Raw records -
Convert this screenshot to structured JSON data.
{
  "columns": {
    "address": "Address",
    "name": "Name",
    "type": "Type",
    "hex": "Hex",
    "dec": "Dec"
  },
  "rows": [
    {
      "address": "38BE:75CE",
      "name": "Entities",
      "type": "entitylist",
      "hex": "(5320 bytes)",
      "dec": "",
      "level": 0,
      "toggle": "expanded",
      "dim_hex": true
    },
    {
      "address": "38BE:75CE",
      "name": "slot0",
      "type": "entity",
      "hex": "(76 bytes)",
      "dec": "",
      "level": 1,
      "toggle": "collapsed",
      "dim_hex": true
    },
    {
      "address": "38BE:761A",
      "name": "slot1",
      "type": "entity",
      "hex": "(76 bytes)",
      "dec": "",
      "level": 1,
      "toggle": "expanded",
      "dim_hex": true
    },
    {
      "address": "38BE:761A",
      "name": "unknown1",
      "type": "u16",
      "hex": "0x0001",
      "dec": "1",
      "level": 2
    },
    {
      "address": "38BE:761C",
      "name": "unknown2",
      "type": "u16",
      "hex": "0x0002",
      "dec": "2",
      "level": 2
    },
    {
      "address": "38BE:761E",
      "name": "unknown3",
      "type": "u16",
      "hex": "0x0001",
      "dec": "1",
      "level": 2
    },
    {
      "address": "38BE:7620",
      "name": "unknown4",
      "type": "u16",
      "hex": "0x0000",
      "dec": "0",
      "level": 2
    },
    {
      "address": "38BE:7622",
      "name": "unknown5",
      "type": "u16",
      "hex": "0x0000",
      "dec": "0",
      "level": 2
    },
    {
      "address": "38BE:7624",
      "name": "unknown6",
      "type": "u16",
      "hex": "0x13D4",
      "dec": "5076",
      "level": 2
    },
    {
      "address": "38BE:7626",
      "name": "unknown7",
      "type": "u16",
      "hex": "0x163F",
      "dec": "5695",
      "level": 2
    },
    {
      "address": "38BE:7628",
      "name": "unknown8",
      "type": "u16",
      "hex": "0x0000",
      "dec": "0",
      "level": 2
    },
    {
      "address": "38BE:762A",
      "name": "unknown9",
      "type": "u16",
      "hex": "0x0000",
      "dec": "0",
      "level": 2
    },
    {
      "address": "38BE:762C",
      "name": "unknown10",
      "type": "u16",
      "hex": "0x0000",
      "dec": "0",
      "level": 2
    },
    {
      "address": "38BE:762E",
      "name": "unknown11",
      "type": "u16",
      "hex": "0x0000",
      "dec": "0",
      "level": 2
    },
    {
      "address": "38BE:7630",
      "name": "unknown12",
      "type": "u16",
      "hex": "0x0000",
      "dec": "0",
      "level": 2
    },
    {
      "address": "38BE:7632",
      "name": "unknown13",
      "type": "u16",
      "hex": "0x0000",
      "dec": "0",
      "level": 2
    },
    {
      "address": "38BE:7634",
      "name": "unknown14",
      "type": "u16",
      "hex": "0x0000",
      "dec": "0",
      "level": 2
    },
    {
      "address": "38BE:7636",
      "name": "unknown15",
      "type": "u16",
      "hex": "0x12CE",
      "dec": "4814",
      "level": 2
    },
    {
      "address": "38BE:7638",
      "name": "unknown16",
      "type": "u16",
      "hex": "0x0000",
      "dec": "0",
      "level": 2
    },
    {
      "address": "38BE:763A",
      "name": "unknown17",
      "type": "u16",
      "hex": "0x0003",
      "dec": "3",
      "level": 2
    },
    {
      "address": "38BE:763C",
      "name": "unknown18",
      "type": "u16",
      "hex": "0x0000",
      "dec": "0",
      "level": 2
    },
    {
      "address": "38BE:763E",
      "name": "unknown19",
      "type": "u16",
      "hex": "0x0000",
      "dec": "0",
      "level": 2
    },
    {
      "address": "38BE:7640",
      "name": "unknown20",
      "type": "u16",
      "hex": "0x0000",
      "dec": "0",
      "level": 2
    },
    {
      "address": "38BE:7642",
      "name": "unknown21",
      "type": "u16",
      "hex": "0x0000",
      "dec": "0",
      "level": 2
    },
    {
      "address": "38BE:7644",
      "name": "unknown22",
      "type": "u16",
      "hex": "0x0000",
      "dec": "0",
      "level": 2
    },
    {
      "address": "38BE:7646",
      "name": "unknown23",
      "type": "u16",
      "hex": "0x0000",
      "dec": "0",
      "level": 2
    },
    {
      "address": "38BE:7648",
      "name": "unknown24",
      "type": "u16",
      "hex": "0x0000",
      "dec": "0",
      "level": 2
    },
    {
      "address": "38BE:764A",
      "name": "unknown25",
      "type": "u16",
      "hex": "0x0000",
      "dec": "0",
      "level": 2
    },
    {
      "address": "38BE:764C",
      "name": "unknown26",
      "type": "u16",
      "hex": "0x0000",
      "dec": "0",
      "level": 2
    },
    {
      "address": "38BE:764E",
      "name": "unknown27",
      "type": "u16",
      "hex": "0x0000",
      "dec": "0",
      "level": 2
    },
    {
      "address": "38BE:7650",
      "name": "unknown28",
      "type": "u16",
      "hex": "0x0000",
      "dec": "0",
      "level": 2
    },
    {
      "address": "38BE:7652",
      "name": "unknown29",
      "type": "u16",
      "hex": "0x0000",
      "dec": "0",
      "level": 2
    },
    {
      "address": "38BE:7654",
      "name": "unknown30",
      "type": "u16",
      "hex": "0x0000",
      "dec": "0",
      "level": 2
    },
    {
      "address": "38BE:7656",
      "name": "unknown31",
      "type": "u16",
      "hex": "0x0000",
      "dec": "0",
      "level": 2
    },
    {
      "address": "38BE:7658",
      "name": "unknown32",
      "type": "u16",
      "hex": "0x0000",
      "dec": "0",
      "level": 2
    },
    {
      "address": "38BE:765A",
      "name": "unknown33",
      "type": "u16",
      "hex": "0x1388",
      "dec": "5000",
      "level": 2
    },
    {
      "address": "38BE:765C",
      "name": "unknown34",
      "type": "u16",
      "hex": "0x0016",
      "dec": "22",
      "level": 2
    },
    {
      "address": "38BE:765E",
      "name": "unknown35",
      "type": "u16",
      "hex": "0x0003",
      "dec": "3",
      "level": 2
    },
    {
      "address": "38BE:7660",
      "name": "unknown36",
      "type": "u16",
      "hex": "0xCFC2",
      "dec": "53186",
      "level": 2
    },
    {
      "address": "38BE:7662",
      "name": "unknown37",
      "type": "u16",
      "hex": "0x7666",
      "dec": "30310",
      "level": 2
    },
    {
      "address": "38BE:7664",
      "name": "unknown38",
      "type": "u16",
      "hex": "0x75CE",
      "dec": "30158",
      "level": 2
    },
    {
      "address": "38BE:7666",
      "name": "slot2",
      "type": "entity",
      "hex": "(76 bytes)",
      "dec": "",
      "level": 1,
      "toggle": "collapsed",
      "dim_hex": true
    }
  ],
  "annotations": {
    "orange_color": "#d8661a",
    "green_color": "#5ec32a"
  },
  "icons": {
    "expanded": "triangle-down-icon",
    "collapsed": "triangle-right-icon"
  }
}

Exercise prompt - All of the lines above must be returned exactly.

Response to this task -
Convert this screenshot to structured JSON data.
{
  "columns": {
    "address": "Address",
    "name": "Name",
    "type": "Type",
    "hex": "Hex",
    "dec": "Dec"
  },
  "rows": [
    {
      "address": "38BE:75CE",
      "name": "Entities",
      "type": "entitylist",
      "hex": "(5320 bytes)",
      "dec": "",
      "level": 0,
      "toggle": "expanded",
      "dim_hex": true
    },
    {
      "address": "38BE:75CE",
      "name": "slot0",
      "type": "entity",
      "hex": "(76 bytes)",
      "dec": "",
      "level": 1,
      "toggle": "collapsed",
      "dim_hex": true
    },
    {
      "address": "38BE:761A",
      "name": "slot1",
      "type": "entity",
      "hex": "(76 bytes)",
      "dec": "",
      "level": 1,
      "toggle": "expanded",
      "dim_hex": true
    },
    {
      "address": "38BE:761A",
      "name": "unknown1",
      "type": "u16",
      "hex": "0x0001",
      "dec": "1",
      "level": 2
    },
    {
      "address": "38BE:761C",
      "name": "unknown2",
      "type": "u16",
      "hex": "0x0002",
      "dec": "2",
      "level": 2
    },
    {
      "address": "38BE:761E",
      "name": "unknown3",
      "type": "u16",
      "hex": "0x0001",
      "dec": "1",
      "level": 2
    },
    {
      "address": "38BE:7620",
      "name": "unknown4",
      "type": "u16",
      "hex": "0x0000",
      "dec": "0",
      "level": 2
    },
    {
      "address": "38BE:7622",
      "name": "unknown5",
      "type": "u16",
      "hex": "0x0000",
      "dec": "0",
      "level": 2
    },
    {
      "address": "38BE:7624",
      "name": "unknown6",
      "type": "u16",
      "hex": "0x13D4",
      "dec": "5076",
      "level": 2
    },
    {
      "address": "38BE:7626",
      "name": "unknown7",
      "type": "u16",
      "hex": "0x163F",
      "dec": "5695",
      "level": 2
    },
    {
      "address": "38BE:7628",
      "name": "unknown8",
      "type": "u16",
      "hex": "0x0000",
      "dec": "0",
      "level": 2
    },
    {
      "address": "38BE:762A",
      "name": "unknown9",
      "type": "u16",
      "hex": "0x0000",
      "dec": "0",
      "level": 2
    },
    {
      "address": "38BE:762C",
      "name": "unknown10",
      "type": "u16",
      "hex": "0x0000",
      "dec": "0",
      "level": 2
    },
    {
      "address": "38BE:762E",
      "name": "unknown11",
      "type": "u16",
      "hex": "0x0000",
      "dec": "0",
      "level": 2
    },
    {
      "address": "38BE:7630",
      "name": "unknown12",
      "type": "u16",
      "hex": "0x0000",
      "dec": "0",
      "level": 2
    },
    {
      "address": "38BE:7632",
      "name": "unknown13",
      "type": "u16",
      "hex": "0x0000",
      "dec": "0",
      "level": 2
    },
    {
      "address": "38BE:7634",
      "name": "unknown14",
      "type": "u16",
      "hex": "0x0000",
      "dec": "0",
      "level": 2
    },
    {
      "address": "38BE:7636",
      "name": "unknown15",
      "type": "u16",
      "hex": "0x12CE",
      "dec": "4814",
      "level": 2
    },
    {
      "address": "38BE:7638",
      "name": "unknown16",
      "type": "u16",
      "hex": "0x0000",
      "dec": "0",
      "level": 2
    },
    {
      "address": "38BE:763A",
      "name": "unknown17",
      "type": "u16",
      "hex": "0x0003",
      "dec": "3",
      "level": 2
    },
    {
      "address": "38BE:763C",
      "name": "unknown18",
      "type": "u16",
      "hex": "0x0000",
      "dec": "0",
      "level": 2
    },
    {
      "address": "38BE:763E",
      "name": "unknown19",
      "type": "u16",
      "hex": "0x0000",
      "dec": "0",
      "level": 2
    },
    {
      "address": "38BE:7640",
      "name": "unknown20",
      "type": "u16",
      "hex": "0x0000",
      "dec": "0",
      "level": 2
    },
    {
      "address": "38BE:7642",
      "name": "unknown21",
      "type": "u16",
      "hex": "0x0000",
      "dec": "0",
      "level": 2
    },
    {
      "address": "38BE:7644",
      "name": "unknown22",
      "type": "u16",
      "hex": "0x0000",
      "dec": "0",
      "level": 2
    },
    {
      "address": "38BE:7646",
      "name": "unknown23",
      "type": "u16",
      "hex": "0x0000",
      "dec": "0",
      "level": 2
    },
    {
      "address": "38BE:7648",
      "name": "unknown24",
      "type": "u16",
      "hex": "0x0000",
      "dec": "0",
      "level": 2
    },
    {
      "address": "38BE:764A",
      "name": "unknown25",
      "type": "u16",
      "hex": "0x0000",
      "dec": "0",
      "level": 2
    },
    {
      "address": "38BE:764C",
      "name": "unknown26",
      "type": "u16",
      "hex": "0x0000",
      "dec": "0",
      "level": 2
    },
    {
      "address": "38BE:764E",
      "name": "unknown27",
      "type": "u16",
      "hex": "0x0000",
      "dec": "0",
      "level": 2
    },
    {
      "address": "38BE:7650",
      "name": "unknown28",
      "type": "u16",
      "hex": "0x0000",
      "dec": "0",
      "level": 2
    },
    {
      "address": "38BE:7652",
      "name": "unknown29",
      "type": "u16",
      "hex": "0x0000",
      "dec": "0",
      "level": 2
    },
    {
      "address": "38BE:7654",
      "name": "unknown30",
      "type": "u16",
      "hex": "0x0000",
      "dec": "0",
      "level": 2
    },
    {
      "address": "38BE:7656",
      "name": "unknown31",
      "type": "u16",
      "hex": "0x0000",
      "dec": "0",
      "level": 2
    },
    {
      "address": "38BE:7658",
      "name": "unknown32",
      "type": "u16",
      "hex": "0x0000",
      "dec": "0",
      "level": 2
    },
    {
      "address": "38BE:765A",
      "name": "unknown33",
      "type": "u16",
      "hex": "0x1388",
      "dec": "5000",
      "level": 2
    },
    {
      "address": "38BE:765C",
      "name": "unknown34",
      "type": "u16",
      "hex": "0x0016",
      "dec": "22",
      "level": 2
    },
    {
      "address": "38BE:765E",
      "name": "unknown35",
      "type": "u16",
      "hex": "0x0003",
      "dec": "3",
      "level": 2
    },
    {
      "address": "38BE:7660",
      "name": "unknown36",
      "type": "u16",
      "hex": "0xCFC2",
      "dec": "53186",
      "level": 2
    },
    {
      "address": "38BE:7662",
      "name": "unknown37",
      "type": "u16",
      "hex": "0x7666",
      "dec": "30310",
      "level": 2
    },
    {
      "address": "38BE:7664",
      "name": "unknown38",
      "type": "u16",
      "hex": "0x75CE",
      "dec": "30158",
      "level": 2
    },
    {
      "address": "38BE:7666",
      "name": "slot2",
      "type": "entity",
      "hex": "(76 bytes)",
      "dec": "",
      "level": 1,
      "toggle": "collapsed",
      "dim_hex": true
    }
  ],
  "annotations": {
    "orange_color": "#d8661a",
    "green_color": "#5ec32a"
  },
  "icons": {
    "expanded": "triangle-down-icon",
    "collapsed": "triangle-right-icon"
  }
}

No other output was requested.